> **EXERCISE INPUTS**:
---
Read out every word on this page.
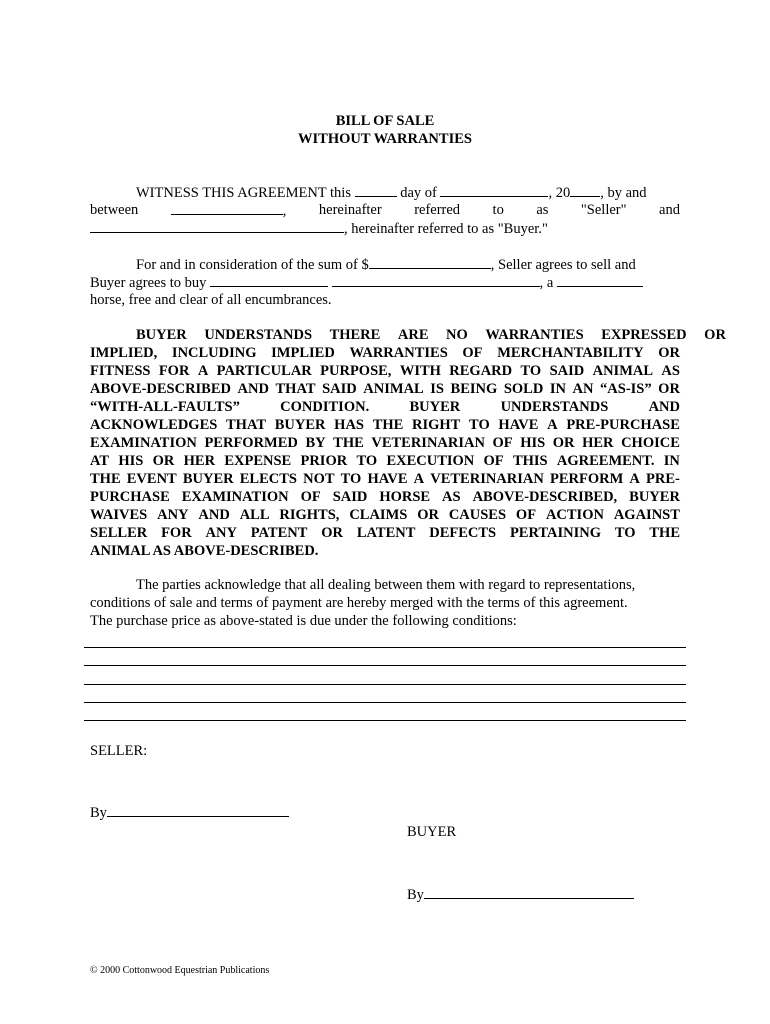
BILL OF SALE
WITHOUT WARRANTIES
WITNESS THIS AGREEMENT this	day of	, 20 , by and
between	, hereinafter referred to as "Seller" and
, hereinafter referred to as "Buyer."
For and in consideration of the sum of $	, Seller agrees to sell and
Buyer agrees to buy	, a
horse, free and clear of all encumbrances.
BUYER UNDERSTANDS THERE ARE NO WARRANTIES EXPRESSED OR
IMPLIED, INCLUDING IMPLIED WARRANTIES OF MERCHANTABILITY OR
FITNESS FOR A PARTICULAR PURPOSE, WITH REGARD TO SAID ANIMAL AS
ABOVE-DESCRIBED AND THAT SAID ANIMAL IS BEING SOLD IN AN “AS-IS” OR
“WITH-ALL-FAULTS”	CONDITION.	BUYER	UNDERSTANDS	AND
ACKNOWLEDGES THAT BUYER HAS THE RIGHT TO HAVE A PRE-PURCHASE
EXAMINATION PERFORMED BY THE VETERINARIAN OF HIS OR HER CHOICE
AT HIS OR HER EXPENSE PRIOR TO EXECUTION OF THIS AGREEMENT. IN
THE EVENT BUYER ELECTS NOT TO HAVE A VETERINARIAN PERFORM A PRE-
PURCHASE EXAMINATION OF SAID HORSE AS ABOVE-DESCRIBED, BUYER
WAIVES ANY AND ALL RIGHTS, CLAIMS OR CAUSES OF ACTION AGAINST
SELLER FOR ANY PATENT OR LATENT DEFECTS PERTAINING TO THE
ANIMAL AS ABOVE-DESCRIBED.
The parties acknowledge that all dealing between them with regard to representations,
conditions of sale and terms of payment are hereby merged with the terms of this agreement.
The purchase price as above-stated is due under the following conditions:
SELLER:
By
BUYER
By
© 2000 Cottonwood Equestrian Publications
---
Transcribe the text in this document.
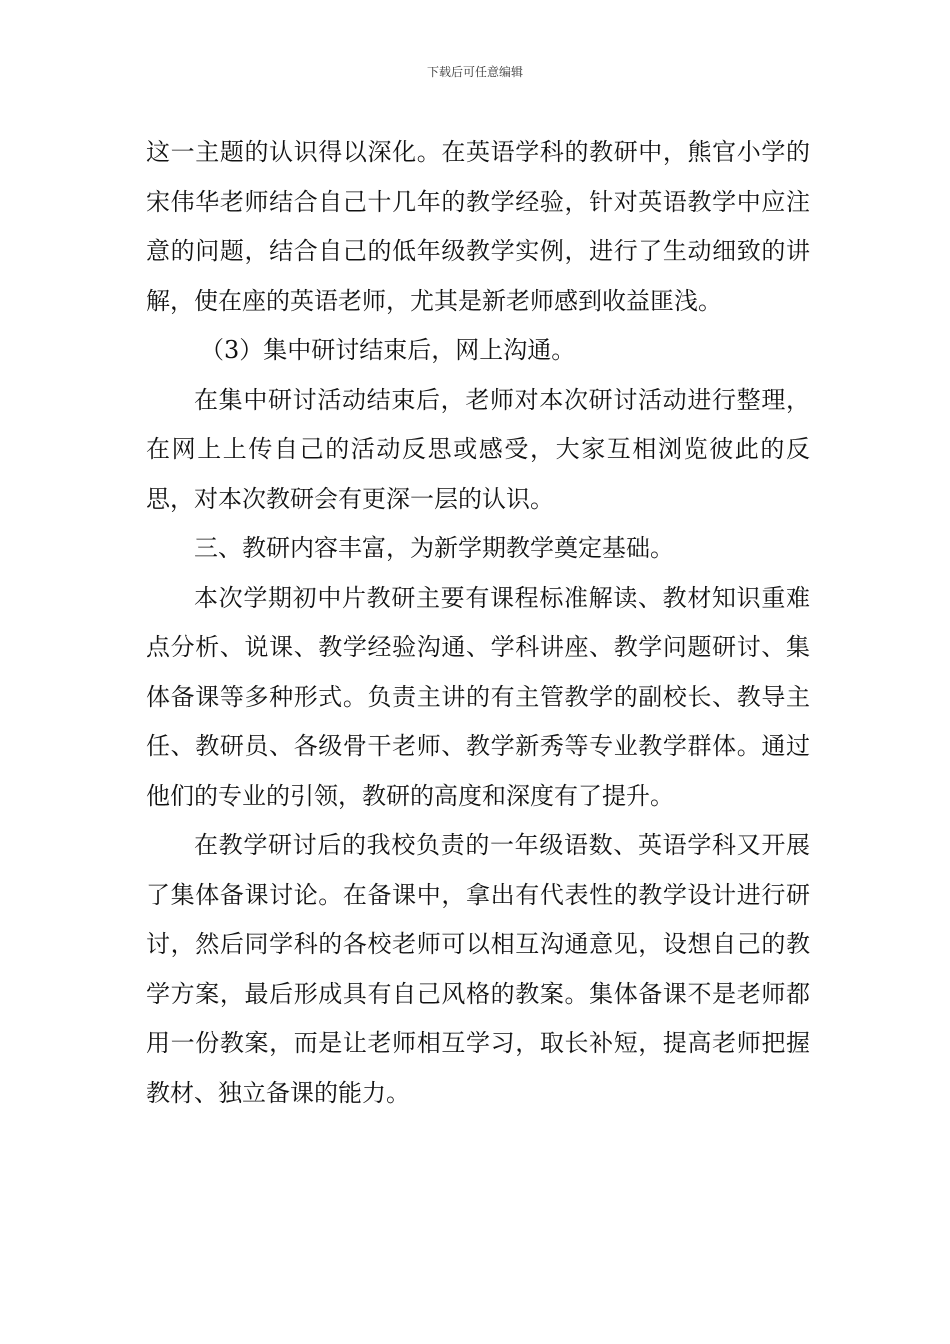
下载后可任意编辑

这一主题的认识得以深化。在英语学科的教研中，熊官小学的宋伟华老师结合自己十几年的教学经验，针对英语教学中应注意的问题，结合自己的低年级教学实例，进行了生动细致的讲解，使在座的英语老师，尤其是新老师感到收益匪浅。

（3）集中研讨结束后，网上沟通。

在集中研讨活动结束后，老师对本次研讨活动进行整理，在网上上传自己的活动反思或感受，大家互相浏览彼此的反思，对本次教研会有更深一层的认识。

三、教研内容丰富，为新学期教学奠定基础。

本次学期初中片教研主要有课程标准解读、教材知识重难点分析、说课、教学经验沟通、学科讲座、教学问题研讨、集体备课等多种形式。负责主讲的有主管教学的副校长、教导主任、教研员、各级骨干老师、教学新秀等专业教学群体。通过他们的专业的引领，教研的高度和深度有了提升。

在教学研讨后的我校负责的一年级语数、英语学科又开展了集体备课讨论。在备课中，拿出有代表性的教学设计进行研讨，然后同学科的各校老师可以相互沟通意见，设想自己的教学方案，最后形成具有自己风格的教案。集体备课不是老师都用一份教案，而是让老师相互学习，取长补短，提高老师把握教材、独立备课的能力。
---
> **THE PROBLEM**:
Identify which lines contain the word "SAID" and copy each one.

> **ANSWER TO THE PROBLEM**:
FITNESS FOR A PARTICULAR PURPOSE, WITH REGARD TO SAID ANIMAL AS
ABOVE-DESCRIBED AND THAT SAID ANIMAL IS BEING SOLD IN AN “AS-IS” OR
PURCHASE EXAMINATION OF SAID HORSE AS ABOVE-DESCRIBED, BUYER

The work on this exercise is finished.